● Task prompt
Answer these questions from the concealer thread:
1. What concealer does the person who started the thread use, and what tool do they apply it with?
2. Whose primer does that person use?
3. Why does SierraWren skip translucent powder?

● Supplied text
** Start **

# How do you keep concealer from creasing and settling into fine lines?



## Bronxcutie (Jan 27, 2006)

I'm 26, but I've noticed some fine lines under my eyes recently. Possibly the result of stress from work and school, as well as little sleep. When I use my liquid concealer, it settles in the lines. How can I prevent this?


----------



## tashbash (Jan 27, 2006)

I don't have an answer for you, I was kind of wondering the same thing myself. Hopefully someone will come along with some answers.


----------



## Bronxcutie (Jan 27, 2006)

I use Stila's liquid concealer in a tube. I like it, but sometimes those lines are really showing! LOL I wonder if it is the way I'm applying it. I use a wedge sponge. Maybe I should try a brush.


----------



## eightthirty (Jan 27, 2006)

Hmmm. I don't know much about this subject, but it would be nice to know. Do you use a foundation primer?


----------



## Bronxcutie (Jan 27, 2006)

I use Sephora's primer. Maybe I need to get a better primer!


----------



## thetrixiegirl (Jan 27, 2006)

I go over the concealer (usually a creme, not a liquid) with a slightly damp sponge and tap, tap, tap.

It really helps to keep the concealer looking fresh.

HTH!


----------



## KittySkyfish (Jan 27, 2006)

Some things that help for me:

*Use a lightweight eye cream.

*After applying concealer, wait a few minutes then _gently_ blot area with a clean tissue. This will help pick up excess moisture from the concealer.

*Pat in a sheer, translucent powder with a fluffy shadow brush, then brush with a clean powder brush in case there is any residue.

HTH!  /emoticons/[email protected] 2x" width="20" height="20" />


----------



## eightthirty (Jan 27, 2006)

Have you tried not putting the primer under your eye, just foundation and concealer? (Just a guess).


----------



## Leony (Jan 27, 2006)

Oh I second Kerry!

I don't use any concealer though, just foundation but it works for me when using a lightweight eye cream first.


----------



## SierraWren (Jan 27, 2006)

Like eight-thirty suggested, I don't use any primer under my concealer. I use 2 moisturizers: 1 is a sunscreen by Estee Lauder with SPF 15( pretty easy to find) and then pat on Bobbi Brown's Eye Hydrating Cream. Then I use a brush to pat on Bobbi Brown's creamy concealer--as little as possible, (it's cream not liquid concealer)--but I don't put on transluscent powder, because it cakes on me, then crinkles. (Sounds like I am doing this part wrong.)Instead, I seem bound to having to do touch ups on my concealer--but the extra moisturizer really somehow makes the concealer seem to deflect imperfections instead of settle into my fine lines. Good luck finding something that works for you!


----------



## MACGoddess (Jan 27, 2006)

** End **

[Dataset excerpt]
** Start **

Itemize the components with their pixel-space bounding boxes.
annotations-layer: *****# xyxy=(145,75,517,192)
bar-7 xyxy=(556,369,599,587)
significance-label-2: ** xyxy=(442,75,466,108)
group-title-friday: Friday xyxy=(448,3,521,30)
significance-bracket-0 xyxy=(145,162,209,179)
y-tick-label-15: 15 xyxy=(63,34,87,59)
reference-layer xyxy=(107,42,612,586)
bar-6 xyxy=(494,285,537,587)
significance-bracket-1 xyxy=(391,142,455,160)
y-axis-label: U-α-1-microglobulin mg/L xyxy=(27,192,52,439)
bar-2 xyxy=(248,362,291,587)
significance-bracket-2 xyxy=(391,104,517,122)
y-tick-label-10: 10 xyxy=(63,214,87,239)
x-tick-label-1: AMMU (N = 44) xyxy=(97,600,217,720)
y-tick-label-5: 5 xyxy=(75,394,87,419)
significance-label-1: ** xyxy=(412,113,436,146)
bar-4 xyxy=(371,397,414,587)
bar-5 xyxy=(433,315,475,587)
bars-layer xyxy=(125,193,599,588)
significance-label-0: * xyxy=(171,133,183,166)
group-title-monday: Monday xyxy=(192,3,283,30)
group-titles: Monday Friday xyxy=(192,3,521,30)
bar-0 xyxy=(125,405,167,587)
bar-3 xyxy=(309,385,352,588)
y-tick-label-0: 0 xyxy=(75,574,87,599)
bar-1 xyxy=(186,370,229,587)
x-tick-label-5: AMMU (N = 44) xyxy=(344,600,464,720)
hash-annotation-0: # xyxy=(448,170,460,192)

** End **

● Task answer
1. Stila's liquid concealer in a tube, applied with a wedge sponge.
2. Sephora's.
3. It cakes on SierraWren and then crinkles.